-- Short exercise --
Reproduce every one of the rows below verbatim, but omit the pictures.

Data drawn from a collection
********
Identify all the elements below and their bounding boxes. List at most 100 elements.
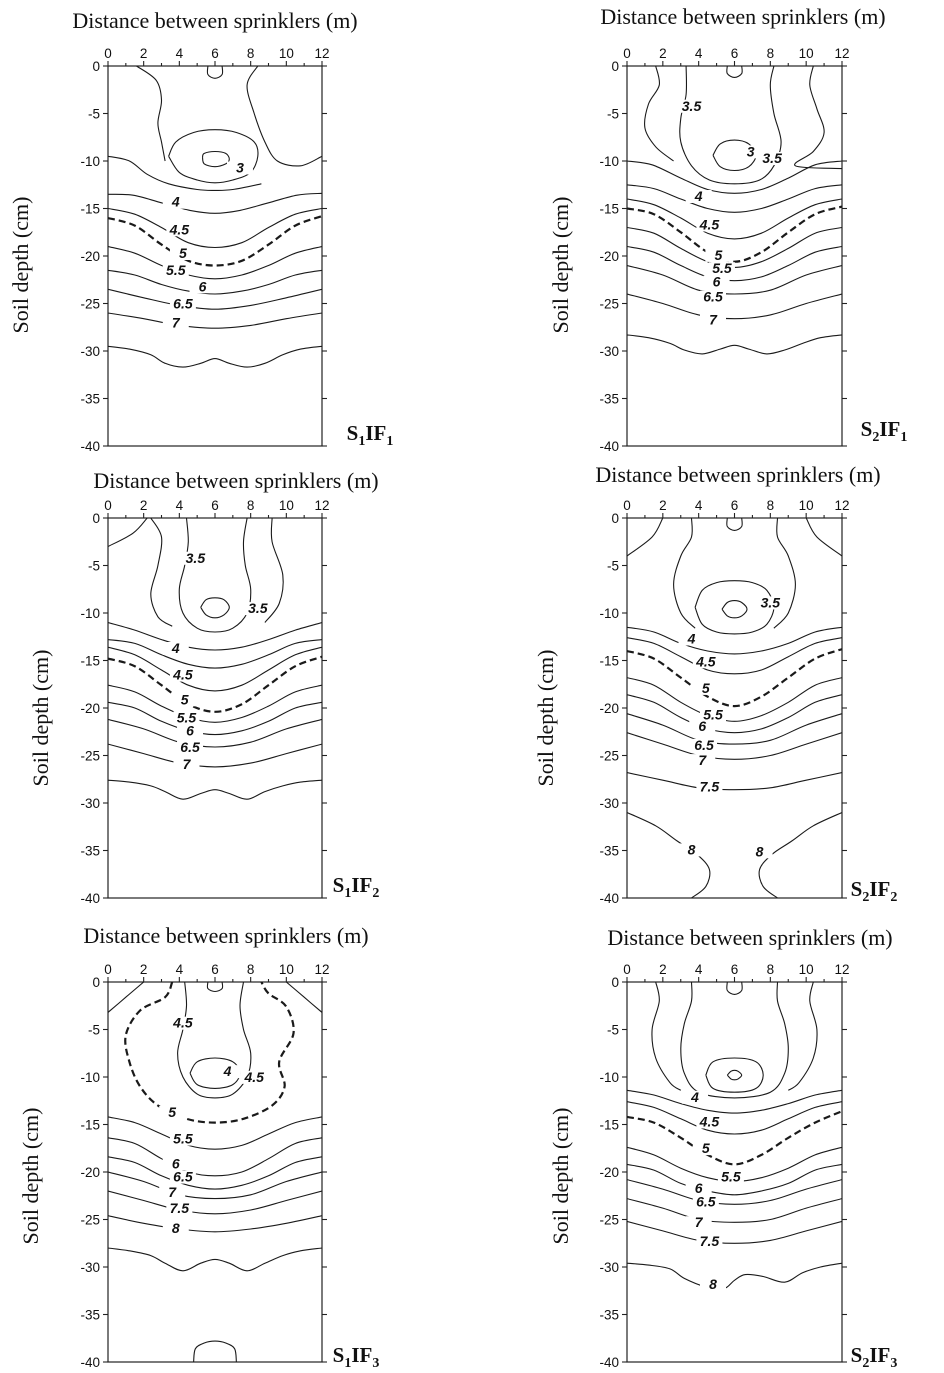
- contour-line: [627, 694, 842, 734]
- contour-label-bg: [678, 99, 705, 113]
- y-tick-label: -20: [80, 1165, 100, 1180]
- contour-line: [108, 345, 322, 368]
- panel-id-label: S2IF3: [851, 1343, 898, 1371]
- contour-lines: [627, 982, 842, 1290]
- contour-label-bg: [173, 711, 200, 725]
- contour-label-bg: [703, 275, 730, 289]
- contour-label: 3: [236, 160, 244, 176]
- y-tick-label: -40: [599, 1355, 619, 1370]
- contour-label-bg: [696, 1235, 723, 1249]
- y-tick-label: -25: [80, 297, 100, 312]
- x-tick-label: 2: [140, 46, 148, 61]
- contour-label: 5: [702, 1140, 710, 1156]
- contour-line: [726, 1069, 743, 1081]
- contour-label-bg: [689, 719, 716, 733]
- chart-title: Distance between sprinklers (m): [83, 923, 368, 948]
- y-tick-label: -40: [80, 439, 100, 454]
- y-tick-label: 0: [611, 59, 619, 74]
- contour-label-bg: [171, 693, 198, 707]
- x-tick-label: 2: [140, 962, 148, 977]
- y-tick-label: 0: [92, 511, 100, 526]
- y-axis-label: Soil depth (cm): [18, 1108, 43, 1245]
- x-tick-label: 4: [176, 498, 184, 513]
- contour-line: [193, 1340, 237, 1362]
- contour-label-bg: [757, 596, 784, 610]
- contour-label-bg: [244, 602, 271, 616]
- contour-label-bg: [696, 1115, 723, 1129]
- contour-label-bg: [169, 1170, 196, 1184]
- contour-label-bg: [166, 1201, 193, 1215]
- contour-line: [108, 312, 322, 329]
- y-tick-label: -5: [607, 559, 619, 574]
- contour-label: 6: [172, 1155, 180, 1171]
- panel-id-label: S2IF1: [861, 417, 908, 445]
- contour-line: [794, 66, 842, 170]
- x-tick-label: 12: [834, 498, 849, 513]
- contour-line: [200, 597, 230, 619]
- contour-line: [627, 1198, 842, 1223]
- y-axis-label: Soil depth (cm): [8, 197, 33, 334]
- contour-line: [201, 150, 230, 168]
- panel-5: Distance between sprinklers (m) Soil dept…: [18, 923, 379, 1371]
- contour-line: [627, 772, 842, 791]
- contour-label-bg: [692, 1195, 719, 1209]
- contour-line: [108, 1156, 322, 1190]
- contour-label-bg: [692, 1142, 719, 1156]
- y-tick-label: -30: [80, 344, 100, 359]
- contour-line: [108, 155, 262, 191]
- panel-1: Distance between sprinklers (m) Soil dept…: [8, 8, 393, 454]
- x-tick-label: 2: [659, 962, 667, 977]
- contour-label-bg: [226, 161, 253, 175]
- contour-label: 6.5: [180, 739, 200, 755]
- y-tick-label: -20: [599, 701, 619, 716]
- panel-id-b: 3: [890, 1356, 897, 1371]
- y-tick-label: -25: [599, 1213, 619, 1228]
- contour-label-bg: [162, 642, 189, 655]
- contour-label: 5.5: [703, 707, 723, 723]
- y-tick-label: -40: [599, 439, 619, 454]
********
-- Result for this exercise --
Identify all the elements below and their bounding boxes. List at most 100 elements.
- contour-line: [627, 694, 842, 734]
- contour-label-bg: [678, 99, 705, 113]
- y-tick-label: -20: [80, 1165, 100, 1180]
- contour-line: [108, 345, 322, 368]
- panel-id-label: S2IF3: [851, 1343, 898, 1371]
- contour-lines: [627, 982, 842, 1290]
- contour-label-bg: [173, 711, 200, 725]
- contour-label-bg: [703, 275, 730, 289]
- contour-label: 3: [236, 160, 244, 176]
- y-tick-label: -40: [599, 1355, 619, 1370]
- contour-label-bg: [696, 1235, 723, 1249]
- y-tick-label: -25: [80, 297, 100, 312]
- x-tick-label: 2: [140, 46, 148, 61]
- contour-label: 5: [702, 1140, 710, 1156]
- contour-line: [726, 1069, 743, 1081]
- contour-label-bg: [689, 719, 716, 733]
- chart-title: Distance between sprinklers (m): [83, 923, 368, 948]
- y-tick-label: -40: [80, 439, 100, 454]
- y-tick-label: 0: [611, 59, 619, 74]
- contour-label-bg: [171, 693, 198, 707]
- x-tick-label: 2: [140, 962, 148, 977]
- y-tick-label: 0: [92, 511, 100, 526]
- y-axis-label: Soil depth (cm): [18, 1108, 43, 1245]
- x-tick-label: 4: [176, 498, 184, 513]
- contour-line: [193, 1340, 237, 1362]
- contour-label-bg: [757, 596, 784, 610]
- contour-label-bg: [244, 602, 271, 616]
- contour-label-bg: [696, 1115, 723, 1129]
- contour-label-bg: [169, 1170, 196, 1184]
- contour-label-bg: [166, 1201, 193, 1215]
- contour-line: [108, 312, 322, 329]
- y-tick-label: -5: [607, 559, 619, 574]
- contour-label: 6: [172, 1155, 180, 1171]
- panel-id-label: S2IF1: [861, 417, 908, 445]
- contour-line: [794, 66, 842, 170]
- x-tick-label: 12: [834, 498, 849, 513]
- contour-line: [200, 597, 230, 619]
- contour-line: [627, 1198, 842, 1223]
- y-axis-label: Soil depth (cm): [8, 197, 33, 334]
- contour-line: [201, 150, 230, 168]
- panel-5: Distance between sprinklers (m) Soil dept…: [18, 923, 379, 1371]
- contour-line: [627, 772, 842, 791]
- contour-label-bg: [692, 1195, 719, 1209]
- contour-line: [108, 1156, 322, 1190]
- contour-label-bg: [692, 1142, 719, 1156]
- y-tick-label: -30: [80, 344, 100, 359]
- contour-line: [108, 155, 262, 191]
- panel-1: Distance between sprinklers (m) Soil dept…: [8, 8, 393, 454]
- x-tick-label: 2: [659, 962, 667, 977]
- contour-label-bg: [226, 161, 253, 175]
- contour-label: 6.5: [180, 739, 200, 755]
- y-tick-label: -20: [599, 701, 619, 716]
- panel-id-b: 3: [890, 1356, 897, 1371]
- y-tick-label: -25: [599, 1213, 619, 1228]
- contour-label-bg: [162, 642, 189, 655]
- contour-label: 5.5: [703, 707, 723, 723]
- y-tick-label: -40: [599, 439, 619, 454]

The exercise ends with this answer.